Your goal — Please pick out every line in the data below that contains the string "toggle" and copy each one in full.
........
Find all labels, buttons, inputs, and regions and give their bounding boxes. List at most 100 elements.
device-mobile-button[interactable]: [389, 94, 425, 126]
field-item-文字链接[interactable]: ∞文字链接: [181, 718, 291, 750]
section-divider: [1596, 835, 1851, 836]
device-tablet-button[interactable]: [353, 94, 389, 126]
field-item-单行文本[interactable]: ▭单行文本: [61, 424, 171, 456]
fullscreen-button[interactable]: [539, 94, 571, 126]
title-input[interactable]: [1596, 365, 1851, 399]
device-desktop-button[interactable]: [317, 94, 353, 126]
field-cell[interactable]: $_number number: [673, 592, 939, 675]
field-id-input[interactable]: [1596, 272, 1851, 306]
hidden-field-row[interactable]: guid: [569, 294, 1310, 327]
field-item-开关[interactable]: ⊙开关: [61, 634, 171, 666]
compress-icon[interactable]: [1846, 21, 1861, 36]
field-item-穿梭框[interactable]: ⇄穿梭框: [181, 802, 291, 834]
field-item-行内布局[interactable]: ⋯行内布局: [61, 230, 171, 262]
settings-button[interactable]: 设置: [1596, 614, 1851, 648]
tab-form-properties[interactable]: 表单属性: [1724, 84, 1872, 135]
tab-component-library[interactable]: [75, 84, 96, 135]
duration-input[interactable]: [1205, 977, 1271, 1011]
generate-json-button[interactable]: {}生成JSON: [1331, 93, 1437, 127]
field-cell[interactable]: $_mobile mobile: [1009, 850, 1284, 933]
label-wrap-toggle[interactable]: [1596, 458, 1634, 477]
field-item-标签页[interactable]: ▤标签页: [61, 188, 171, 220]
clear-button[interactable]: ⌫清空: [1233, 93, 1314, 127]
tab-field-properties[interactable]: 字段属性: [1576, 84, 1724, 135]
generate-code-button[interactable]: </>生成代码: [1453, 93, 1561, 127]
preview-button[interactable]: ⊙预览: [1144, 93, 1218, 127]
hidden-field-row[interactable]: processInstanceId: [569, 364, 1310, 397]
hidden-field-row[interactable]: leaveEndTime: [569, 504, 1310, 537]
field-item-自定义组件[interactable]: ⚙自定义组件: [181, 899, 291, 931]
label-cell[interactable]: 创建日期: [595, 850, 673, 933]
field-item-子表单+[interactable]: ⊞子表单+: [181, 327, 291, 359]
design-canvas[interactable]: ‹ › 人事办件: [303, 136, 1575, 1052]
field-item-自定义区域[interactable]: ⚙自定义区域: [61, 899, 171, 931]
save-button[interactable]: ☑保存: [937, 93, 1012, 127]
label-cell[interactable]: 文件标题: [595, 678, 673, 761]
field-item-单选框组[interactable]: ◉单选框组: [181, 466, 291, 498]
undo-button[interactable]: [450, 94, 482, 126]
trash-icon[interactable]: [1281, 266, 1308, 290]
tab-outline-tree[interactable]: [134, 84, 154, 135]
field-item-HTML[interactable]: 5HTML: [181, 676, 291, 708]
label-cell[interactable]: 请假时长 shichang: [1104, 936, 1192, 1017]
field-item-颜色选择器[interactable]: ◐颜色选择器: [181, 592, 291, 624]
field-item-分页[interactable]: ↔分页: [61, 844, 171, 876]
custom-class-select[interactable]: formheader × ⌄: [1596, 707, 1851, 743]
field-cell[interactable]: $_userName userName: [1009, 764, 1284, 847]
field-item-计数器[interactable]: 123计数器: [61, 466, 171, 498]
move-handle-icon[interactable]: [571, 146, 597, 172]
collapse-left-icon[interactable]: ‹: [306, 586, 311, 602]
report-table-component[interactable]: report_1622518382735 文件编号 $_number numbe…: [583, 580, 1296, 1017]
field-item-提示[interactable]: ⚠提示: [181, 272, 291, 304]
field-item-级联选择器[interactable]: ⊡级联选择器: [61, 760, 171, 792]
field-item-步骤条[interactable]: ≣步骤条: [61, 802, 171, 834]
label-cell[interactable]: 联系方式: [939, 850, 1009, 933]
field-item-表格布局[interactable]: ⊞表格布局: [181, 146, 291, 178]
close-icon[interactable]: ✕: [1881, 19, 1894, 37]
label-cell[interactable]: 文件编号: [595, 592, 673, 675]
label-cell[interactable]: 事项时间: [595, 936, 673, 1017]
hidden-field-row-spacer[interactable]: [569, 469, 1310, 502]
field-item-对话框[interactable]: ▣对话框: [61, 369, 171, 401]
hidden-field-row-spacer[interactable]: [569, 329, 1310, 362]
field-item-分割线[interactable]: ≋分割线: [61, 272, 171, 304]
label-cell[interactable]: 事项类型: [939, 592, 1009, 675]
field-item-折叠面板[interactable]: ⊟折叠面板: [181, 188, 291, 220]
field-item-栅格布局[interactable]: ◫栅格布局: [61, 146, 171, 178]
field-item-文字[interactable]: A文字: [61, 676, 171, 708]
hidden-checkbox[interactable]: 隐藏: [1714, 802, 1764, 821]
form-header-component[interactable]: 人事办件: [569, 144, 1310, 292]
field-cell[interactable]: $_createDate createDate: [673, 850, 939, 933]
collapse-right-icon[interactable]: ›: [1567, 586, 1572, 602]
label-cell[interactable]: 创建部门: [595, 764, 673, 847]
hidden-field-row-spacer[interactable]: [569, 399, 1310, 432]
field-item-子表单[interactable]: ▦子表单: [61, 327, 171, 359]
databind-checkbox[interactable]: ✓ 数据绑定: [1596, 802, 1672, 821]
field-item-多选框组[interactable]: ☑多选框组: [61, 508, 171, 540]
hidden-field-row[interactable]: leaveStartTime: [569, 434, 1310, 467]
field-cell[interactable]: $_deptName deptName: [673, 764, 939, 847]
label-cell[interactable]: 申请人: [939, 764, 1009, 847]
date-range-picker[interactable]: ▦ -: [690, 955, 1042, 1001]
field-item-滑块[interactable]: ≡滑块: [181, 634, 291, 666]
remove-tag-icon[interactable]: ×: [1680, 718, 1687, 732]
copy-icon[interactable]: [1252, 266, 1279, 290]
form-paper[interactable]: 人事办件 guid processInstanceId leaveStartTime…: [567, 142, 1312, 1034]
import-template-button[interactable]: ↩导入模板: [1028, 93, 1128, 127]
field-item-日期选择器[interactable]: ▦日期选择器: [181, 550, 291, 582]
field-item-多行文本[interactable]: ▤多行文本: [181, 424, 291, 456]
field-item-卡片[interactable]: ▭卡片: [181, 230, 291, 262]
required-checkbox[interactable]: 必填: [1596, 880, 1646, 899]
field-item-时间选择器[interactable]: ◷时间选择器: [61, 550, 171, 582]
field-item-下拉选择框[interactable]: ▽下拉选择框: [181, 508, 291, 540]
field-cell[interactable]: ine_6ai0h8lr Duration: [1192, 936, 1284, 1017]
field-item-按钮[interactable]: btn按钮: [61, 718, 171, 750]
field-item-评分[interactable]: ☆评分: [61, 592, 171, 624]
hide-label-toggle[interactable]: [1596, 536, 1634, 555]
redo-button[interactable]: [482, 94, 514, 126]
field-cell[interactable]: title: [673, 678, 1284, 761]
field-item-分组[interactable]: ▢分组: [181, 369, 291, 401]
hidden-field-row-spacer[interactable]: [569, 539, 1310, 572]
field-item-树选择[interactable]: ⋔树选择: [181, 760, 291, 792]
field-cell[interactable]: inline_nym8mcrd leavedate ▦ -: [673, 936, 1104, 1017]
........
Correct answer —
label-wrap-toggle[interactable]: [1596, 458, 1634, 477]
hide-label-toggle[interactable]: [1596, 536, 1634, 555]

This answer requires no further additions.